In the listing below, identify each line with the word "Keterangan" and return those lines.

[Data records]
————

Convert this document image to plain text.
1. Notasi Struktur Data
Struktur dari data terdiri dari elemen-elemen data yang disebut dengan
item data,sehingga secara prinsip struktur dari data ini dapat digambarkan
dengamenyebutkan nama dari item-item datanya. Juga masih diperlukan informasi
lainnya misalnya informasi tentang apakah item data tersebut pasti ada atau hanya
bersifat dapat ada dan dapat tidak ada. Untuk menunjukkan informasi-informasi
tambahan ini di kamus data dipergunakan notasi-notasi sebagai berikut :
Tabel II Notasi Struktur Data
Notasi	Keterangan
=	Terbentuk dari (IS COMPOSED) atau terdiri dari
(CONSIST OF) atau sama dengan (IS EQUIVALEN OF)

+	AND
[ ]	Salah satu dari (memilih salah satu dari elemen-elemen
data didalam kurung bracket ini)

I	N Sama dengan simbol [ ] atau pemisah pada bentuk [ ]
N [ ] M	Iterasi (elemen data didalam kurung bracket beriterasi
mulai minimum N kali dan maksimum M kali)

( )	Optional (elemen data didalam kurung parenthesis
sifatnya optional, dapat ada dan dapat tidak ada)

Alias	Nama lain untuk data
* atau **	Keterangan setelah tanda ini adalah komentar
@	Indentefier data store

————

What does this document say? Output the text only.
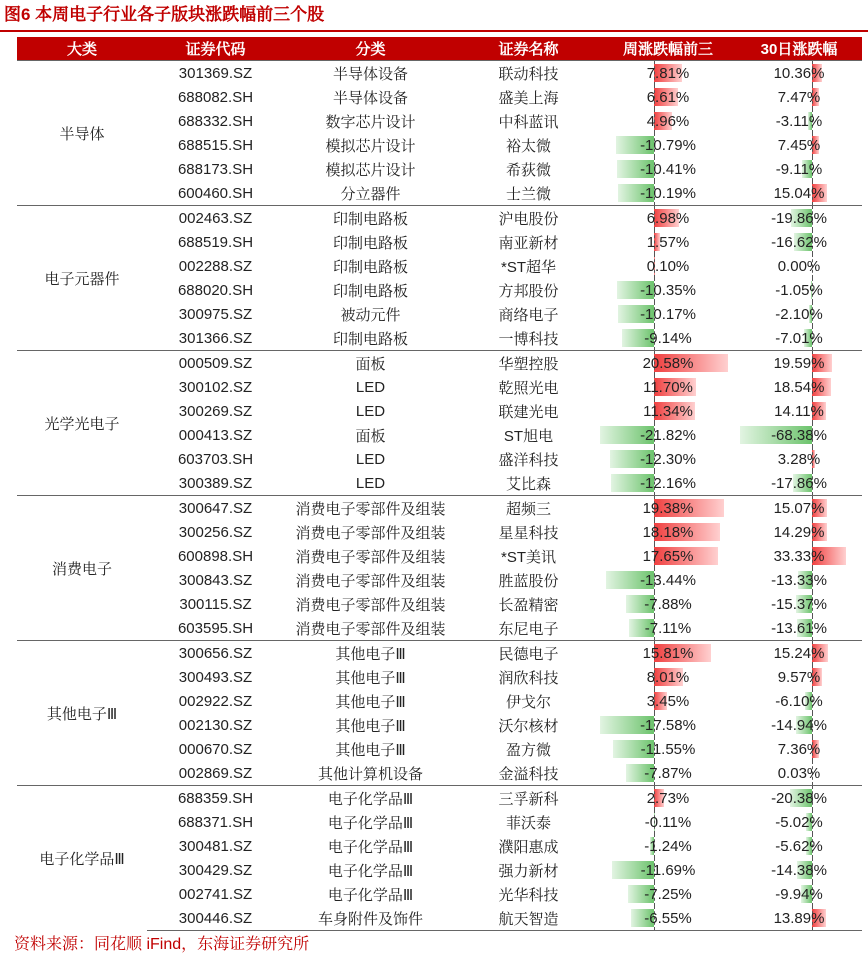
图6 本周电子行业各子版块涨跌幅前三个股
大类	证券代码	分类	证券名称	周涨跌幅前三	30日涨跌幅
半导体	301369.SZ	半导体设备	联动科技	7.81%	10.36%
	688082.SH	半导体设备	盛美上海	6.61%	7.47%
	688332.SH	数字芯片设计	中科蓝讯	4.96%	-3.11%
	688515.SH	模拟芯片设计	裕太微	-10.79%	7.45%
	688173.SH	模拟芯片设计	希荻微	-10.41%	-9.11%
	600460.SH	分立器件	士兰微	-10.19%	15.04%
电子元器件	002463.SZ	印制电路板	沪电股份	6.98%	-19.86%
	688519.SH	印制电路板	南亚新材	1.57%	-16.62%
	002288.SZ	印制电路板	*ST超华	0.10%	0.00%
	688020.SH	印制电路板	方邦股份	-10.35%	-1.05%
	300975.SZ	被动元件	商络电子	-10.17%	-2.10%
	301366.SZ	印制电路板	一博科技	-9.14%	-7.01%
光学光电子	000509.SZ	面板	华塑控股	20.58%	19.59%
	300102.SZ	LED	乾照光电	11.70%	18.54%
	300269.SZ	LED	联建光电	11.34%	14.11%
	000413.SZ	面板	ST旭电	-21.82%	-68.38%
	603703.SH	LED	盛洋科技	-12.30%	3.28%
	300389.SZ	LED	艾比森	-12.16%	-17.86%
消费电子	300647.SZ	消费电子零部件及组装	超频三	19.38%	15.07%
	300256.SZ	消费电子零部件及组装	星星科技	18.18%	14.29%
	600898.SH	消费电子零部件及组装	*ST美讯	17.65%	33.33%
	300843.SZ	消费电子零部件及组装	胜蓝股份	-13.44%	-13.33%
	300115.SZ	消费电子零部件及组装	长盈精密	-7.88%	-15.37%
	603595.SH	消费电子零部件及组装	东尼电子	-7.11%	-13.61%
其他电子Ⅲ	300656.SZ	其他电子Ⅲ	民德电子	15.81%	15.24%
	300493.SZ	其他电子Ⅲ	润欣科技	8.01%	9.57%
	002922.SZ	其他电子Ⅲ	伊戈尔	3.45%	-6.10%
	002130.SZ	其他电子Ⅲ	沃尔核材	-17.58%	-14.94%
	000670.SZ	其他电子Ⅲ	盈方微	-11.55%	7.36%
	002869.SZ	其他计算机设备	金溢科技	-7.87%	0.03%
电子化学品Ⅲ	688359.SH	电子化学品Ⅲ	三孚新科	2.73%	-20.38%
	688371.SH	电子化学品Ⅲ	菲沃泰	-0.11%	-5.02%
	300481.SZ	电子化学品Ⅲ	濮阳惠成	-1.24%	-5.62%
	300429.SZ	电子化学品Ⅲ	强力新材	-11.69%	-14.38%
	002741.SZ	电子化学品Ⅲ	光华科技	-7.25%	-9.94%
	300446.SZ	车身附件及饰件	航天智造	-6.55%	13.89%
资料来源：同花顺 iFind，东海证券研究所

————

> Task result
Notasi	Keterangan
* atau **	Keterangan setelah tanda ini adalah komentar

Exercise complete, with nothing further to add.